Given problem: Can you print the data exactly and leave out each image?

Collected data
————

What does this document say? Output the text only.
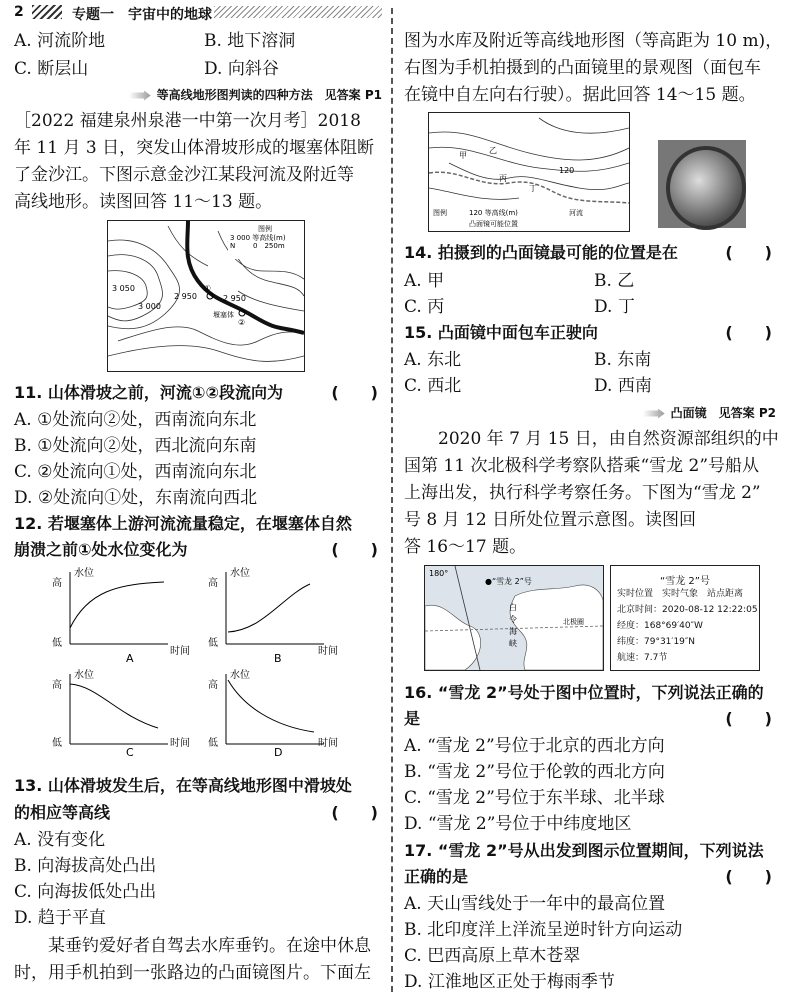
2	专题一　宇宙中的地球
A. 河流阶地	B. 地下溶洞
C. 断层山	D. 向斜谷
等高线地形图判读的四种方法　见答案 P1
［2022 福建泉州泉港一中第一次月考］2018
年 11 月 3 日，突发山体滑坡形成的堰塞体阻断
了金沙江。下图示意金沙江某段河流及附近等
高线地形。读图回答 11～13 题。
3 050
3 000
2 950	2 950
①
②
堰塞体
图例
3 000 等高线(m)
N	0　250m
11. 山体滑坡之前，河流①②段流向为	(　　)
A. ①处流向②处，西南流向东北
B. ①处流向②处，西北流向东南
C. ②处流向①处，西南流向东北
D. ②处流向①处，东南流向西北
12. 若堰塞体上游河流流量稳定，在堰塞体自然
崩溃之前①处水位变化为	(　　)
水位
高
低
时间
A
水位
高
低
时间
B
水位
高
低	时间
C
水位
高
低	时间
D
13. 山体滑坡发生后，在等高线地形图中滑坡处
的相应等高线	(　　)
A. 没有变化
B. 向海拔高处凸出
C. 向海拔低处凸出
D. 趋于平直
　　某垂钓爱好者自驾去水库垂钓。在途中休息
时，用手机拍到一张路边的凸面镜图片。下面左
图为水库及附近等高线地形图（等高距为 10 m)，
右图为手机拍摄到的凸面镜里的景观图（面包车
在镜中自左向右行驶）。据此回答 14～15 题。
120
甲
乙
丙
丁
图例	120 等高线(m)	河流
凸面镜可能位置
14. 拍摄到的凸面镜最可能的位置是在	(　　)
A. 甲	B. 乙
C. 丙	D. 丁
15. 凸面镜中面包车正驶向	(　　)
A. 东北	B. 东南
C. 西北	D. 西南
凸面镜　见答案 P2
　　2020 年 7 月 15 日，由自然资源部组织的中
国第 11 次北极科学考察队搭乘“雪龙 2”号船从
上海出发，执行科学考察任务。下图为“雪龙 2”
号 8 月 12 日所处位置示意图。读图回
答 16～17 题。
180°
●“雪龙 2”号
白
令
海
峡
北极圈
“雪龙 2”号
实时位置　实时气象　站点距离
北京时间：2020-08-12 12:22:05
经度：168°69′40″W
纬度：79°31′19″N
航速：7.7节
16. “雪龙 2”号处于图中位置时，下列说法正确的
是	(　　)
A. “雪龙 2”号位于北京的西北方向
B. “雪龙 2”号位于伦敦的西北方向
C. “雪龙 2”号位于东半球、北半球
D. “雪龙 2”号位于中纬度地区
17. “雪龙 2”号从出发到图示位置期间，下列说法
正确的是	(　　)
A. 天山雪线处于一年中的最高位置
B. 北印度洋上洋流呈逆时针方向运动
C. 巴西高原上草木苍翠
D. 江淮地区正处于梅雨季节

————

Result below:
What does this document say? Output the text only.
2	专题一　宇宙中的地球
A. 河流阶地	B. 地下溶洞
C. 断层山	D. 向斜谷
等高线地形图判读的四种方法　见答案 P1
［2022 福建泉州泉港一中第一次月考］2018
年 11 月 3 日，突发山体滑坡形成的堰塞体阻断
了金沙江。下图示意金沙江某段河流及附近等
高线地形。读图回答 11～13 题。
3 050
3 000
2 950	2 950
①
②
堰塞体
图例
3 000 等高线(m)
N	0　250m
11. 山体滑坡之前，河流①②段流向为	(　　)
A. ①处流向②处，西南流向东北
B. ①处流向②处，西北流向东南
C. ②处流向①处，西南流向东北
D. ②处流向①处，东南流向西北
12. 若堰塞体上游河流流量稳定，在堰塞体自然
崩溃之前①处水位变化为	(　　)
水位
高
低
时间
A
水位
高
低
时间
B
水位
高
低	时间
C
水位
高
低	时间
D
13. 山体滑坡发生后，在等高线地形图中滑坡处
的相应等高线	(　　)
A. 没有变化
B. 向海拔高处凸出
C. 向海拔低处凸出
D. 趋于平直
　　某垂钓爱好者自驾去水库垂钓。在途中休息
时，用手机拍到一张路边的凸面镜图片。下面左
图为水库及附近等高线地形图（等高距为 10 m)，
右图为手机拍摄到的凸面镜里的景观图（面包车
在镜中自左向右行驶）。据此回答 14～15 题。
120
甲
乙
丙
丁
图例	120 等高线(m)	河流
凸面镜可能位置
14. 拍摄到的凸面镜最可能的位置是在	(　　)
A. 甲	B. 乙
C. 丙	D. 丁
15. 凸面镜中面包车正驶向	(　　)
A. 东北	B. 东南
C. 西北	D. 西南
凸面镜　见答案 P2
　　2020 年 7 月 15 日，由自然资源部组织的中
国第 11 次北极科学考察队搭乘“雪龙 2”号船从
上海出发，执行科学考察任务。下图为“雪龙 2”
号 8 月 12 日所处位置示意图。读图回
答 16～17 题。
180°
●“雪龙 2”号
白
令
海
峡
北极圈
“雪龙 2”号
实时位置　实时气象　站点距离
北京时间：2020-08-12 12:22:05
经度：168°69′40″W
纬度：79°31′19″N
航速：7.7节
16. “雪龙 2”号处于图中位置时，下列说法正确的
是	(　　)
A. “雪龙 2”号位于北京的西北方向
B. “雪龙 2”号位于伦敦的西北方向
C. “雪龙 2”号位于东半球、北半球
D. “雪龙 2”号位于中纬度地区
17. “雪龙 2”号从出发到图示位置期间，下列说法
正确的是	(　　)
A. 天山雪线处于一年中的最高位置
B. 北印度洋上洋流呈逆时针方向运动
C. 巴西高原上草木苍翠
D. 江淮地区正处于梅雨季节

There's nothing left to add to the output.